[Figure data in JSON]

= = = = = = =

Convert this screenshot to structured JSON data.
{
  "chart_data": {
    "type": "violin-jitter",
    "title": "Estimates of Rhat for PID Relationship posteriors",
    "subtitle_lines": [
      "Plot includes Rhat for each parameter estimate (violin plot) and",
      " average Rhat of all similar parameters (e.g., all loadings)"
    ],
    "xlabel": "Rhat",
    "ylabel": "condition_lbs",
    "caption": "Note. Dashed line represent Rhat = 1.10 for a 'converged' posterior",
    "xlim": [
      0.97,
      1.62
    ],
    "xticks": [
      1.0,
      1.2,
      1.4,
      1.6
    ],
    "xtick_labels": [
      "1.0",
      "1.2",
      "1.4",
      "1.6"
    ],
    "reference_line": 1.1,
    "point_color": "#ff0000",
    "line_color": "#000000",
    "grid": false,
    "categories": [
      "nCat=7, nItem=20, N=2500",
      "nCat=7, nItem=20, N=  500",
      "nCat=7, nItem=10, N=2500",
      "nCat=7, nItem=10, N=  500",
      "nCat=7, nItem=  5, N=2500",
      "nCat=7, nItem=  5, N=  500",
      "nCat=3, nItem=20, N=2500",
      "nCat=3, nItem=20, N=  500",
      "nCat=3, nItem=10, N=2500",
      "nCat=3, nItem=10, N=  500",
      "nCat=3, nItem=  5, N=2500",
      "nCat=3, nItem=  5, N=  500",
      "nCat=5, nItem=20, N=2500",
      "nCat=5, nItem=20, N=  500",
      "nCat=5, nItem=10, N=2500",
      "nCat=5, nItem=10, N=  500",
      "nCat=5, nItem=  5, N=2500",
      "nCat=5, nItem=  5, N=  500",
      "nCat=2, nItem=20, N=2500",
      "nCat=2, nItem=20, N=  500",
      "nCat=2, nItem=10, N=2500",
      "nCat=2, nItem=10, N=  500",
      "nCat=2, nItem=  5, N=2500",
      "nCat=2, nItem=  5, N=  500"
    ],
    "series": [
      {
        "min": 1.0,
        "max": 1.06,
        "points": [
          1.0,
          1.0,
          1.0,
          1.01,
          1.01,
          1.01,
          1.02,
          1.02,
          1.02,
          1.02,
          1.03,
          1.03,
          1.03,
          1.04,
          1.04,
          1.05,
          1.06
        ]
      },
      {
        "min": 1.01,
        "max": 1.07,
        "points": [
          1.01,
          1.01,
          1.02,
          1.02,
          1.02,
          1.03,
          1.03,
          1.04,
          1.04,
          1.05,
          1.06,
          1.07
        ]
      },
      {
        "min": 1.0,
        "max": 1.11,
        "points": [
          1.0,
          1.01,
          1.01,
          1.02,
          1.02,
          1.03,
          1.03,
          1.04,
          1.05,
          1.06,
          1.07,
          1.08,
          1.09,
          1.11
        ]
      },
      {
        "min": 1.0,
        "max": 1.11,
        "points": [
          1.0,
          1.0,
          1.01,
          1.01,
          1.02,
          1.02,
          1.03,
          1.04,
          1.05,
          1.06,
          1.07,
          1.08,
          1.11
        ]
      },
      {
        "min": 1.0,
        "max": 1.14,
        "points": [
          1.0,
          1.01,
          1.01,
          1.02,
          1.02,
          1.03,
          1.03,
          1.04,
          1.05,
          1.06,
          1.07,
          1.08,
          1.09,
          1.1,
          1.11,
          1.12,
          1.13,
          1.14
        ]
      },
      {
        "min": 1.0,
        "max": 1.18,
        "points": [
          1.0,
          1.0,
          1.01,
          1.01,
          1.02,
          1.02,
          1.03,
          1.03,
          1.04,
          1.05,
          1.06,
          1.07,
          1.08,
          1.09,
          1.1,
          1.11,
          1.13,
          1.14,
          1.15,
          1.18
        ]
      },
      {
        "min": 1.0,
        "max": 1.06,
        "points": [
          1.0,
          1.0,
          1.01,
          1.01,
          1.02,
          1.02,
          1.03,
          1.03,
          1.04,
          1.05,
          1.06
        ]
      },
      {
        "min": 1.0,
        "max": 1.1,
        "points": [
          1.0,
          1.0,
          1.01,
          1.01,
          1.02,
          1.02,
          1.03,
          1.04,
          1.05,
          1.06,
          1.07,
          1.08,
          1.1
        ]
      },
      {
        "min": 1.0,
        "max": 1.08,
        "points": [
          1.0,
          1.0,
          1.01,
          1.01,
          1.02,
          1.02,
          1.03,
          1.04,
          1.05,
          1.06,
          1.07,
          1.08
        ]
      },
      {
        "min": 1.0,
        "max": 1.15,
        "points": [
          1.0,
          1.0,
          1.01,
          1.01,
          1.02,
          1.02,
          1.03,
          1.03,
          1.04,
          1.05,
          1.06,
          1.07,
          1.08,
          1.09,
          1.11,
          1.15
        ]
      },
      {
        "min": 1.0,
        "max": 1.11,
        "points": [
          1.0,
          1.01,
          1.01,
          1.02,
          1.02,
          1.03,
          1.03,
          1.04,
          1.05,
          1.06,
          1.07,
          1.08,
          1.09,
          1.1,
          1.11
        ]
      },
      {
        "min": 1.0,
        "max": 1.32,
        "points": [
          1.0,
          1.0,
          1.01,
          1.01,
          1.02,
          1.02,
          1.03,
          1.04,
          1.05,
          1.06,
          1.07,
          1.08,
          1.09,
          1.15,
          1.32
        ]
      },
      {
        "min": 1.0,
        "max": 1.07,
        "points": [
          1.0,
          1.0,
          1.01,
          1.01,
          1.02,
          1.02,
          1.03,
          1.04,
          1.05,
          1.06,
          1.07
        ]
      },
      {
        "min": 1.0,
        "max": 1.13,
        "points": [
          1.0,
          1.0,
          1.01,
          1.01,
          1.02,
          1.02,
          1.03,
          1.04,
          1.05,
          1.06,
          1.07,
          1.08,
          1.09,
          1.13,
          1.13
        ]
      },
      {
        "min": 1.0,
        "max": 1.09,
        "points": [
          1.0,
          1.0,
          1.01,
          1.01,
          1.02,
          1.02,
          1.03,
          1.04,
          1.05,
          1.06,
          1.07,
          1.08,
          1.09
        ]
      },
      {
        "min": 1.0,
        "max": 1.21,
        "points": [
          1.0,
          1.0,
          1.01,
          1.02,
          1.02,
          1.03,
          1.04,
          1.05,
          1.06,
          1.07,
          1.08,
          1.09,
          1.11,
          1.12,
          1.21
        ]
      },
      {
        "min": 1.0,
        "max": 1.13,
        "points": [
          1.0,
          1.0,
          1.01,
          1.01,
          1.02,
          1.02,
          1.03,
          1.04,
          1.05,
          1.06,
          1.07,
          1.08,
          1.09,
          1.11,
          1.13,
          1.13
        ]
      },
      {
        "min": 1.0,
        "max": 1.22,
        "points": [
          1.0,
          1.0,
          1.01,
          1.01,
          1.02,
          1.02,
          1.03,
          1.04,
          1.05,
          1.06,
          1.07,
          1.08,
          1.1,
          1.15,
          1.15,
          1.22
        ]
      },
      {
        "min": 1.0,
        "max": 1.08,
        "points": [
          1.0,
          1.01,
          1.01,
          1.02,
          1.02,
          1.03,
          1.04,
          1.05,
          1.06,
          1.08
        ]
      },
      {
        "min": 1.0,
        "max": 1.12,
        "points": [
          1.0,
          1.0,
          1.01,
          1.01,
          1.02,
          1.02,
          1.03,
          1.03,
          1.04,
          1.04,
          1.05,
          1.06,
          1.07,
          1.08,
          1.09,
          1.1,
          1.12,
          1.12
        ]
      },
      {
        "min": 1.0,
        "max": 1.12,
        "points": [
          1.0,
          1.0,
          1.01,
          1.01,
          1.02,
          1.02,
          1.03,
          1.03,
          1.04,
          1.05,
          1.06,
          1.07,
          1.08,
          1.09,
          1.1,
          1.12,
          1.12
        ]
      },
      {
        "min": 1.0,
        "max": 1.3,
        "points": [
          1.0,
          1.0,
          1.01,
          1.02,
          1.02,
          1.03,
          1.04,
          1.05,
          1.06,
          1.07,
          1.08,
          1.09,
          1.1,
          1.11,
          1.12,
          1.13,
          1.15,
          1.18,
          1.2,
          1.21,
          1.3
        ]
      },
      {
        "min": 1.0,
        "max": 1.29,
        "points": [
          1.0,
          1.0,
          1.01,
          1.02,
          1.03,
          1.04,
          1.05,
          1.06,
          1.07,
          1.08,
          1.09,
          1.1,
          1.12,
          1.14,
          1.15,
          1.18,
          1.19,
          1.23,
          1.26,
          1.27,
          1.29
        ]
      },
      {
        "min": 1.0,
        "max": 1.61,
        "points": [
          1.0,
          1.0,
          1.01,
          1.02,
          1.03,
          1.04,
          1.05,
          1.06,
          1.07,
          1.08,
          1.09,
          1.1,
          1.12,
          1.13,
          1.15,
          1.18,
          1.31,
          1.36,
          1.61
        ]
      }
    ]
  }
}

= = = = = = =

REQUIREMENT:
Count the lines of the data that contain the string "violin", and reply with that number alone.

RESPONSE FOR THIS EXERCISE:
2